--- START Exercise input ---
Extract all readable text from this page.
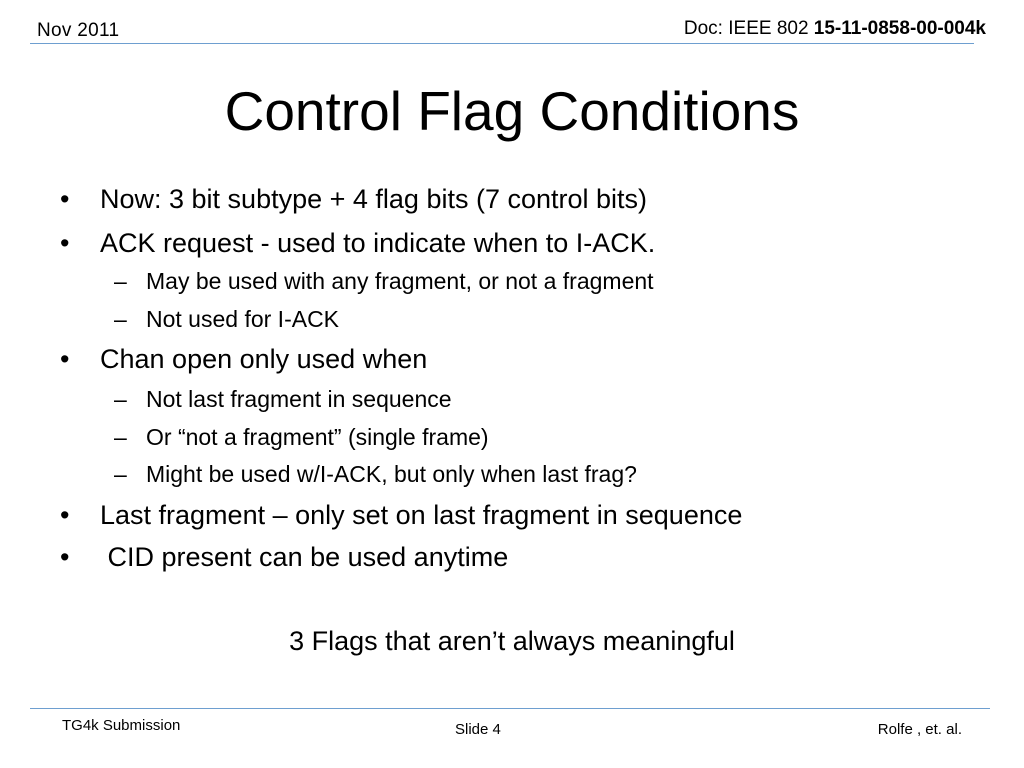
Nov 2011	Doc: IEEE 802 15-11-0858-00-004k
Control Flag Conditions
• Now: 3 bit subtype + 4 flag bits (7 control bits)
• ACK request - used to indicate when to I-ACK.
– May be used with any fragment, or not a fragment
– Not used for I-ACK
• Chan open only used when
– Not last fragment in sequence
– Or “not a fragment” (single frame)
– Might be used w/I-ACK, but only when last frag?
• Last fragment – only set on last fragment in sequence
• CID present can be used anytime
3 Flags that aren’t always meaningful
TG4k Submission	Slide 4	Rolfe , et. al.
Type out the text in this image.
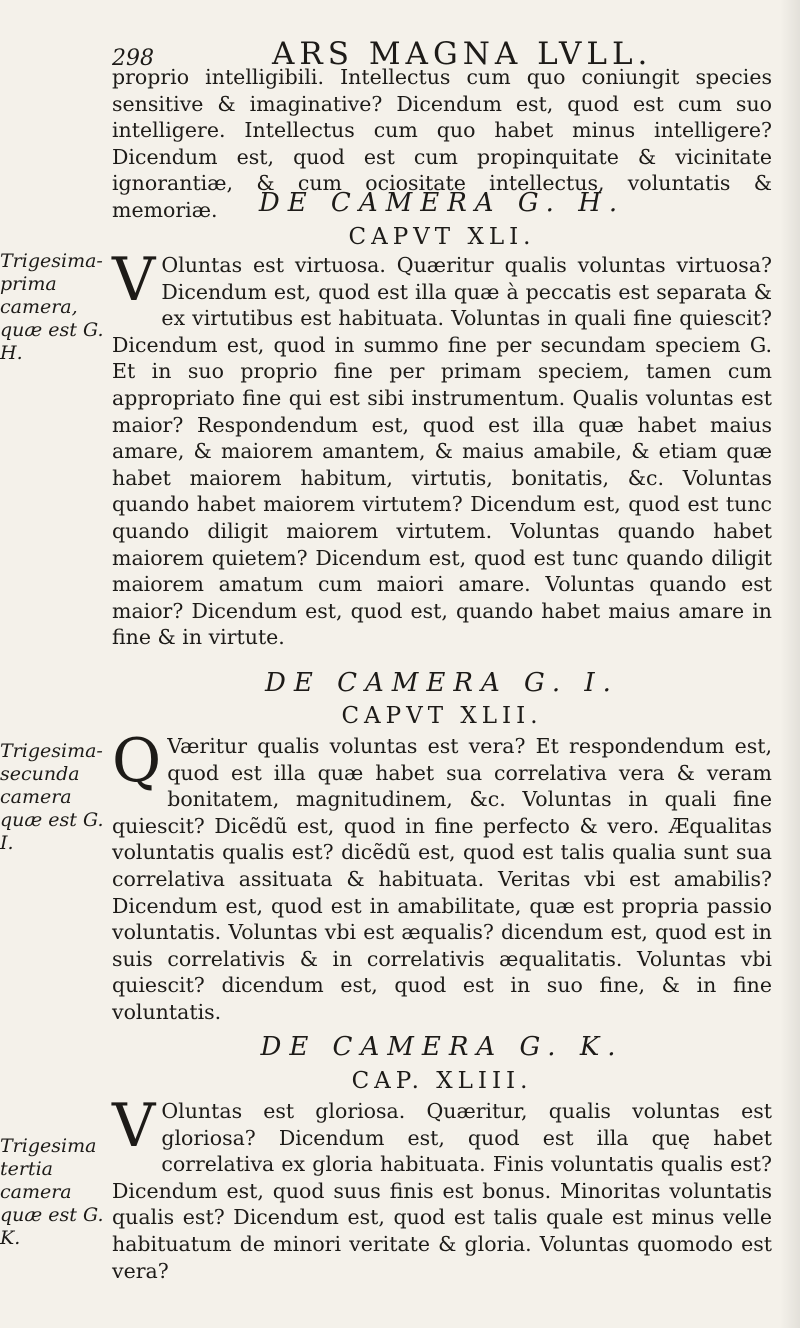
298	ARS MAGNA LVLL.

proprio intelligibili. Intellectus cum quo coniungit species sensitive & imaginative? Dicendum est, quod est cum suo intelligere. Intellectus cum quo habet minus intelligere? Dicendum est, quod est cum propinquitate & vicinitate ignorantiæ, & cum ociositate intellectus, voluntatis & memoriæ.	DE CAMERA G. H.
CAPVT XLI.
Trigesima-prima camera, quæ est G. H.

V Oluntas est virtuosa. Quæritur qualis voluntas virtuosa? Dicendum est, quod est illa quæ à peccatis est separata & ex virtutibus est habituata. Voluntas in quali fine quiescit? Dicendum est, quod in summo fine per secundam speciem G. Et in suo proprio fine per primam speciem, tamen cum appropriato fine qui est sibi instrumentum. Qualis voluntas est maior? Respondendum est, quod est illa quæ habet maius amare, & maiorem amantem, & maius amabile, & etiam quæ habet maiorem habitum, virtutis, bonitatis, &c. Voluntas quando habet maiorem virtutem? Dicendum est, quod est tunc quando diligit maiorem virtutem. Voluntas quando habet maiorem quietem? Dicendum est, quod est tunc quando diligit maiorem amatum cum maiori amare. Voluntas quando est maior? Dicendum est, quod est, quando habet maius amare in fine & in virtute.

DE CAMERA G. I.
CAPVT XLII.
Trigesima-secunda camera quæ est G. I.

Q Væritur qualis voluntas est vera? Et respondendum est, quod est illa quæ habet sua correlativa vera & veram bonitatem, magnitudinem, &c. Voluntas in quali fine quiescit? Dicẽdũ est, quod in fine perfecto & vero. Æqualitas voluntatis qualis est? dicẽdũ est, quod est talis qualia sunt sua correlativa assituata & habituata. Veritas vbi est amabilis? Dicendum est, quod est in amabilitate, quæ est propria passio voluntatis. Voluntas vbi est æqualis? dicendum est, quod est in suis correlativis & in correlativis æqualitatis. Voluntas vbi quiescit? dicendum est, quod est in suo fine, & in fine voluntatis.

DE CAMERA G. K.
CAP. XLIII.
Trigesima tertia camera quæ est G. K.

V Oluntas est gloriosa. Quæritur, qualis voluntas est gloriosa? Dicendum est, quod est illa quę habet correlativa ex gloria habituata. Finis voluntatis qualis est? Dicendum est, quod suus finis est bonus. Minoritas voluntatis qualis est? Dicendum est, quod est talis quale est minus velle habituatum de minori veritate & gloria. Voluntas quomodo est vera?
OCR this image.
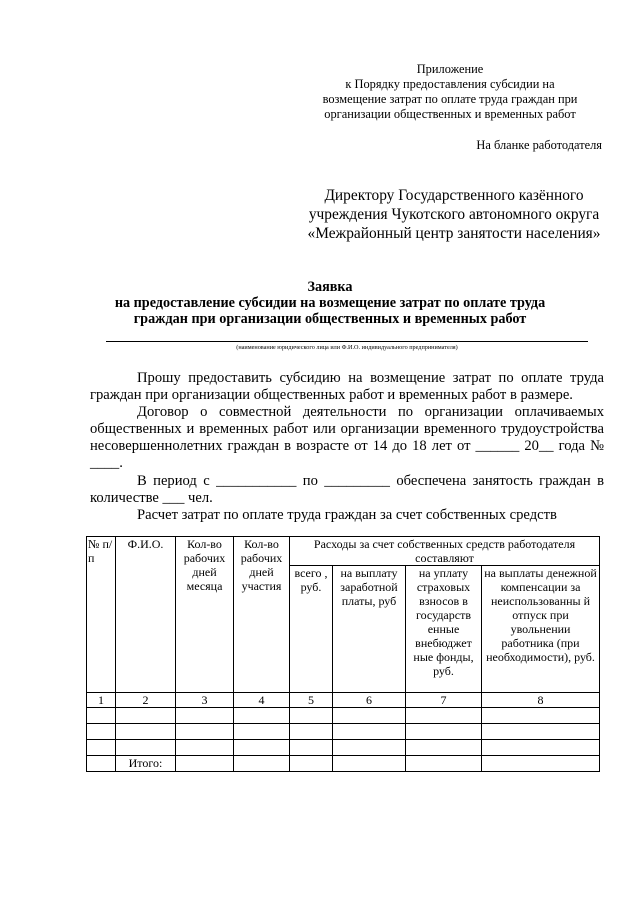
Приложение
к Порядку предоставления субсидии на
возмещение затрат по оплате труда граждан при
организации общественных и временных работ
На бланке работодателя
Директору Государственного казённого
учреждения Чукотского автономного округа
«Межрайонный центр занятости населения»
Заявка
на предоставление субсидии на возмещение затрат по оплате труда
граждан при организации общественных и временных работ
(наименование юридического лица или Ф.И.О. индивидуального предпринимателя)

Прошу предоставить субсидию на возмещение затрат по оплате труда граждан при организации общественных работ и временных работ в размере.

Договор о совместной деятельности по организации оплачиваемых общественных и временных работ или организации временного трудоустройства несовершеннолетних граждан в возрасте от 14 до 18 лет от ______ 20__ года № ____.

В период с ___________ по _________ обеспечена занятость граждан в количестве ___ чел.

Расчет затрат по оплате труда граждан за счет собственных средств

№ п/п	Ф.И.О.	Кол-во рабочих дней месяца	Кол-во рабочих дней участия	Расходы за счет собственных средств работодателя составляют			
				всего , руб.	на выплату заработной платы, руб	на уплату страховых взносов в государств енные внебюджет ные фонды, руб.	на выплаты денежной компенсации за неиспользованны й отпуск при увольнении работника (при необходимости), руб.
1	2	3	4	5	6	7	8

	Итого:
--- END Exercise input ---
Stated problem =>
All the records need to be repeated exactly, with the images dropped.

Complete answer =>
Extract all readable text from this page.
Nov 2011	Doc: IEEE 802 15-11-0858-00-004k
Control Flag Conditions
• Now: 3 bit subtype + 4 flag bits (7 control bits)
• ACK request - used to indicate when to I-ACK.
– May be used with any fragment, or not a fragment
– Not used for I-ACK
• Chan open only used when
– Not last fragment in sequence
– Or “not a fragment” (single frame)
– Might be used w/I-ACK, but only when last frag?
• Last fragment – only set on last fragment in sequence
• CID present can be used anytime
3 Flags that aren’t always meaningful
TG4k Submission	Slide 4	Rolfe , et. al.
Type out the text in this image.
298	ARS MAGNA LVLL.

proprio intelligibili. Intellectus cum quo coniungit species sensitive & imaginative? Dicendum est, quod est cum suo intelligere. Intellectus cum quo habet minus intelligere? Dicendum est, quod est cum propinquitate & vicinitate ignorantiæ, & cum ociositate intellectus, voluntatis & memoriæ.	DE CAMERA G. H.
CAPVT XLI.
Trigesima-prima camera, quæ est G. H.

V Oluntas est virtuosa. Quæritur qualis voluntas virtuosa? Dicendum est, quod est illa quæ à peccatis est separata & ex virtutibus est habituata. Voluntas in quali fine quiescit? Dicendum est, quod in summo fine per secundam speciem G. Et in suo proprio fine per primam speciem, tamen cum appropriato fine qui est sibi instrumentum. Qualis voluntas est maior? Respondendum est, quod est illa quæ habet maius amare, & maiorem amantem, & maius amabile, & etiam quæ habet maiorem habitum, virtutis, bonitatis, &c. Voluntas quando habet maiorem virtutem? Dicendum est, quod est tunc quando diligit maiorem virtutem. Voluntas quando habet maiorem quietem? Dicendum est, quod est tunc quando diligit maiorem amatum cum maiori amare. Voluntas quando est maior? Dicendum est, quod est, quando habet maius amare in fine & in virtute.

DE CAMERA G. I.
CAPVT XLII.
Trigesima-secunda camera quæ est G. I.

Q Væritur qualis voluntas est vera? Et respondendum est, quod est illa quæ habet sua correlativa vera & veram bonitatem, magnitudinem, &c. Voluntas in quali fine quiescit? Dicẽdũ est, quod in fine perfecto & vero. Æqualitas voluntatis qualis est? dicẽdũ est, quod est talis qualia sunt sua correlativa assituata & habituata. Veritas vbi est amabilis? Dicendum est, quod est in amabilitate, quæ est propria passio voluntatis. Voluntas vbi est æqualis? dicendum est, quod est in suis correlativis & in correlativis æqualitatis. Voluntas vbi quiescit? dicendum est, quod est in suo fine, & in fine voluntatis.

DE CAMERA G. K.
CAP. XLIII.
Trigesima tertia camera quæ est G. K.

V Oluntas est gloriosa. Quæritur, qualis voluntas est gloriosa? Dicendum est, quod est illa quę habet correlativa ex gloria habituata. Finis voluntatis qualis est? Dicendum est, quod suus finis est bonus. Minoritas voluntatis qualis est? Dicendum est, quod est talis quale est minus velle habituatum de minori veritate & gloria. Voluntas quomodo est vera?
OCR this image.
Приложение
к Порядку предоставления субсидии на
возмещение затрат по оплате труда граждан при
организации общественных и временных работ
На бланке работодателя
Директору Государственного казённого
учреждения Чукотского автономного округа
«Межрайонный центр занятости населения»
Заявка
на предоставление субсидии на возмещение затрат по оплате труда
граждан при организации общественных и временных работ
(наименование юридического лица или Ф.И.О. индивидуального предпринимателя)

Прошу предоставить субсидию на возмещение затрат по оплате труда граждан при организации общественных работ и временных работ в размере.

Договор о совместной деятельности по организации оплачиваемых общественных и временных работ или организации временного трудоустройства несовершеннолетних граждан в возрасте от 14 до 18 лет от ______ 20__ года № ____.

В период с ___________ по _________ обеспечена занятость граждан в количестве ___ чел.

Расчет затрат по оплате труда граждан за счет собственных средств

№ п/п	Ф.И.О.	Кол-во рабочих дней месяца	Кол-во рабочих дней участия	Расходы за счет собственных средств работодателя составляют			
				всего , руб.	на выплату заработной платы, руб	на уплату страховых взносов в государств енные внебюджет ные фонды, руб.	на выплаты денежной компенсации за неиспользованны й отпуск при увольнении работника (при необходимости), руб.
1	2	3	4	5	6	7	8

	Итого:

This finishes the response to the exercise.